**Required work**
Please set down all the lines beneath this one exactly, without the pictures.

**Data in this exercise**
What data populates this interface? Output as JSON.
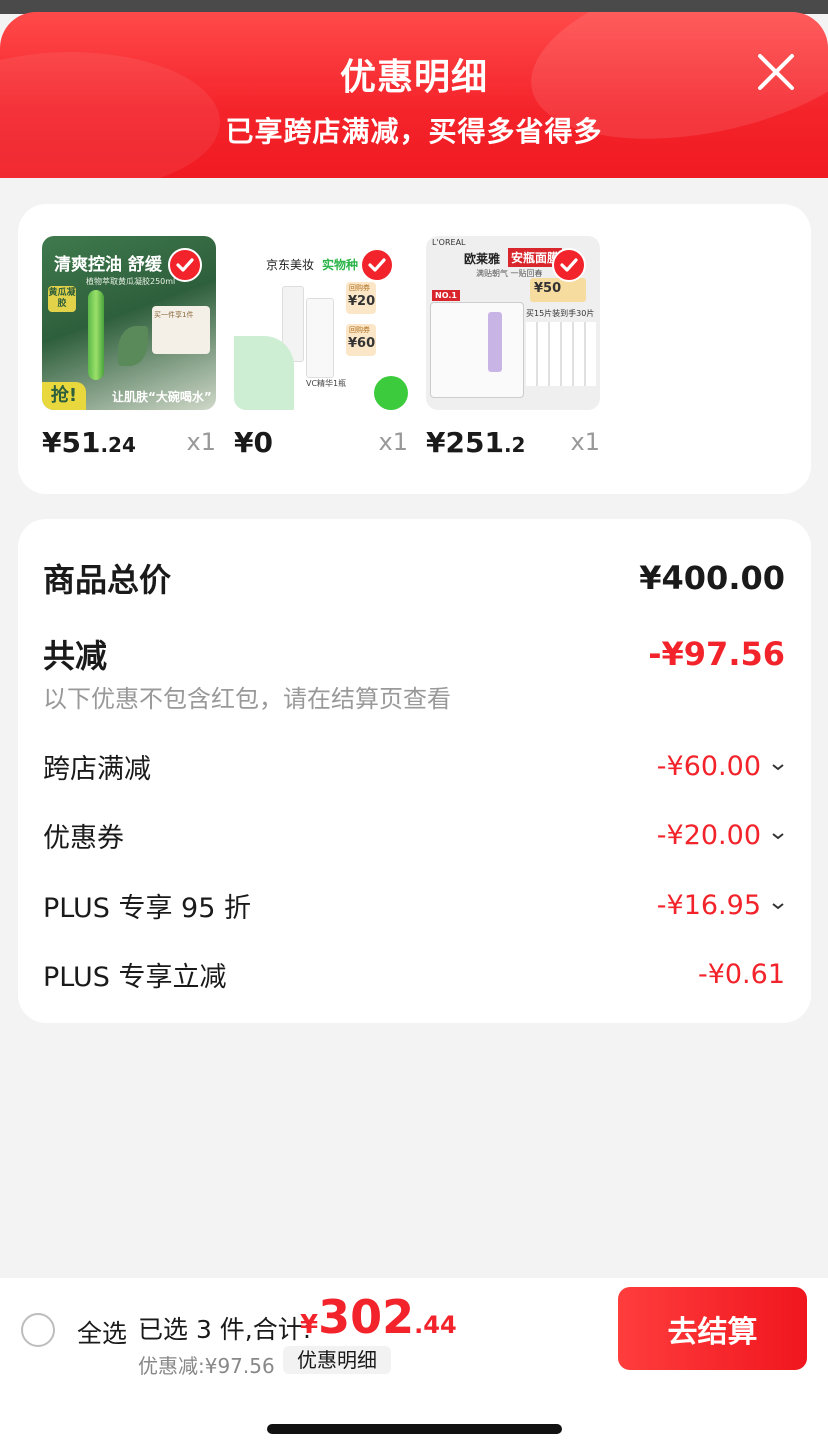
{
  "header": {
    "title": "优惠明细",
    "subtitle": "已享跨店满减，买得多省得多"
  },
  "products": [
    {
      "price_int": "¥51",
      "price_dec": ".24",
      "qty": "x1",
      "img_title": "清爽控油 舒缓",
      "img_badge": "黄瓜凝胶",
      "img_tag": "抢!",
      "img_slogan": "让肌肤“大碗喝水”",
      "img_side": "买一件享1件",
      "img_line": "植物萃取黄瓜凝胶250ml"
    },
    {
      "price_int": "¥0",
      "price_dec": "",
      "qty": "x1",
      "img_title": "京东美妆",
      "img_title2": "实物种",
      "coupon1": "¥20",
      "coupon2": "¥60",
      "coupon_label": "回购券",
      "img_caption": "VC精华1瓶"
    },
    {
      "price_int": "¥251",
      "price_dec": ".2",
      "qty": "x1",
      "img_brand": "L'OREAL",
      "img_title": "欧莱雅",
      "img_title2": "安瓶面膜",
      "img_sub": "满贴朝气 一贴回春",
      "coupon": "¥50",
      "img_promo": "买15片装到手30片",
      "img_no1": "NO.1"
    }
  ],
  "summary": {
    "total_label": "商品总价",
    "total_value": "¥400.00",
    "reduce_label": "共减",
    "reduce_value": "-¥97.56",
    "note": "以下优惠不包含红包，请在结算页查看",
    "items": [
      {
        "label": "跨店满减",
        "value": "-¥60.00"
      },
      {
        "label": "优惠券",
        "value": "-¥20.00"
      },
      {
        "label": "PLUS 专享 95 折",
        "value": "-¥16.95"
      },
      {
        "label": "PLUS 专享立减",
        "value": "-¥0.61"
      }
    ]
  },
  "bottom": {
    "select_all": "全选",
    "selected": "已选 3 件,合计:",
    "total_yen": "¥",
    "total_int": "302",
    "total_dec": ".44",
    "discount": "优惠减:¥97.56",
    "detail_tag": "优惠明细",
    "checkout": "去结算"
  },
  "colors": {
    "accent": "#f2232a",
    "header": "#f4232a"
  }
}
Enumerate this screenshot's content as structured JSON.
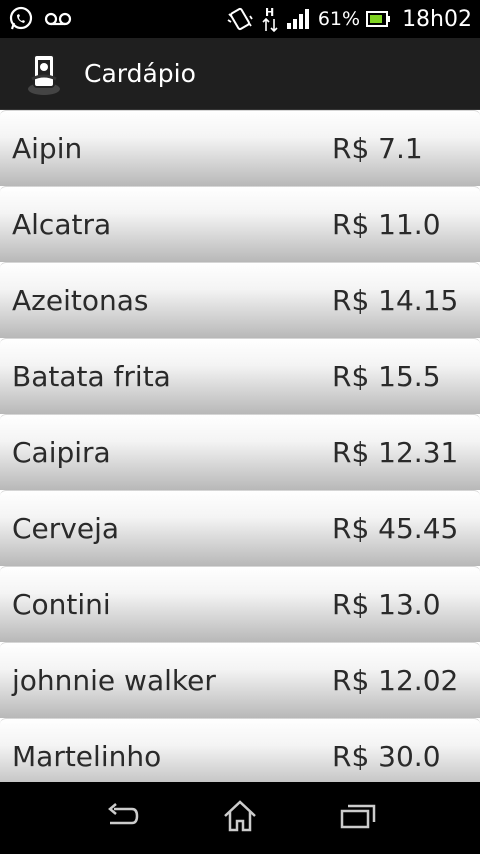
{
  "status_bar": {
    "left_icons": [
      "whatsapp-icon",
      "voicemail-icon"
    ],
    "right_icons": [
      "vibrate-icon",
      "data-h-icon",
      "signal-icon"
    ],
    "battery_percent": "61%",
    "time": "18h02"
  },
  "action_bar": {
    "title": "Cardápio",
    "icon": "app-logo-icon"
  },
  "menu": {
    "items": [
      {
        "name": "Aipin",
        "price": "R$ 7.1"
      },
      {
        "name": "Alcatra",
        "price": "R$ 11.0"
      },
      {
        "name": "Azeitonas",
        "price": "R$ 14.15"
      },
      {
        "name": "Batata frita",
        "price": "R$ 15.5"
      },
      {
        "name": "Caipira",
        "price": "R$ 12.31"
      },
      {
        "name": "Cerveja",
        "price": "R$ 45.45"
      },
      {
        "name": "Contini",
        "price": "R$ 13.0"
      },
      {
        "name": "johnnie walker",
        "price": "R$ 12.02"
      },
      {
        "name": "Martelinho",
        "price": "R$ 30.0"
      }
    ]
  },
  "nav_bar": {
    "buttons": [
      "back-icon",
      "home-icon",
      "recent-apps-icon"
    ]
  },
  "colors": {
    "status_bar_bg": "#000000",
    "action_bar_bg": "#1f1f1f",
    "row_text": "#2a2a2a",
    "battery_green": "#7fd321"
  }
}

**Correct result**
What data populates this interface? Output as JSON.
{
  "header": {
    "title": "优惠明细",
    "subtitle": "已享跨店满减，买得多省得多"
  },
  "products": [
    {
      "price_int": "¥51",
      "price_dec": ".24",
      "qty": "x1",
      "img_title": "清爽控油 舒缓",
      "img_badge": "黄瓜凝胶",
      "img_tag": "抢!",
      "img_slogan": "让肌肤“大碗喝水”",
      "img_side": "买一件享1件",
      "img_line": "植物萃取黄瓜凝胶250ml"
    },
    {
      "price_int": "¥0",
      "price_dec": "",
      "qty": "x1",
      "img_title": "京东美妆",
      "img_title2": "实物种",
      "coupon1": "¥20",
      "coupon2": "¥60",
      "coupon_label": "回购券",
      "img_caption": "VC精华1瓶"
    },
    {
      "price_int": "¥251",
      "price_dec": ".2",
      "qty": "x1",
      "img_brand": "L'OREAL",
      "img_title": "欧莱雅",
      "img_title2": "安瓶面膜",
      "img_sub": "满贴朝气 一贴回春",
      "coupon": "¥50",
      "img_promo": "买15片装到手30片",
      "img_no1": "NO.1"
    }
  ],
  "summary": {
    "total_label": "商品总价",
    "total_value": "¥400.00",
    "reduce_label": "共减",
    "reduce_value": "-¥97.56",
    "note": "以下优惠不包含红包，请在结算页查看",
    "items": [
      {
        "label": "跨店满减",
        "value": "-¥60.00"
      },
      {
        "label": "优惠券",
        "value": "-¥20.00"
      },
      {
        "label": "PLUS 专享 95 折",
        "value": "-¥16.95"
      },
      {
        "label": "PLUS 专享立减",
        "value": "-¥0.61"
      }
    ]
  },
  "bottom": {
    "select_all": "全选",
    "selected": "已选 3 件,合计:",
    "total_yen": "¥",
    "total_int": "302",
    "total_dec": ".44",
    "discount": "优惠减:¥97.56",
    "detail_tag": "优惠明细",
    "checkout": "去结算"
  },
  "colors": {
    "accent": "#f2232a",
    "header": "#f4232a"
  }
}
Enumerate this screenshot's content as structured JSON.
{
  "status_bar": {
    "left_icons": [
      "whatsapp-icon",
      "voicemail-icon"
    ],
    "right_icons": [
      "vibrate-icon",
      "data-h-icon",
      "signal-icon"
    ],
    "battery_percent": "61%",
    "time": "18h02"
  },
  "action_bar": {
    "title": "Cardápio",
    "icon": "app-logo-icon"
  },
  "menu": {
    "items": [
      {
        "name": "Aipin",
        "price": "R$ 7.1"
      },
      {
        "name": "Alcatra",
        "price": "R$ 11.0"
      },
      {
        "name": "Azeitonas",
        "price": "R$ 14.15"
      },
      {
        "name": "Batata frita",
        "price": "R$ 15.5"
      },
      {
        "name": "Caipira",
        "price": "R$ 12.31"
      },
      {
        "name": "Cerveja",
        "price": "R$ 45.45"
      },
      {
        "name": "Contini",
        "price": "R$ 13.0"
      },
      {
        "name": "johnnie walker",
        "price": "R$ 12.02"
      },
      {
        "name": "Martelinho",
        "price": "R$ 30.0"
      }
    ]
  },
  "nav_bar": {
    "buttons": [
      "back-icon",
      "home-icon",
      "recent-apps-icon"
    ]
  },
  "colors": {
    "status_bar_bg": "#000000",
    "action_bar_bg": "#1f1f1f",
    "row_text": "#2a2a2a",
    "battery_green": "#7fd321"
  }
}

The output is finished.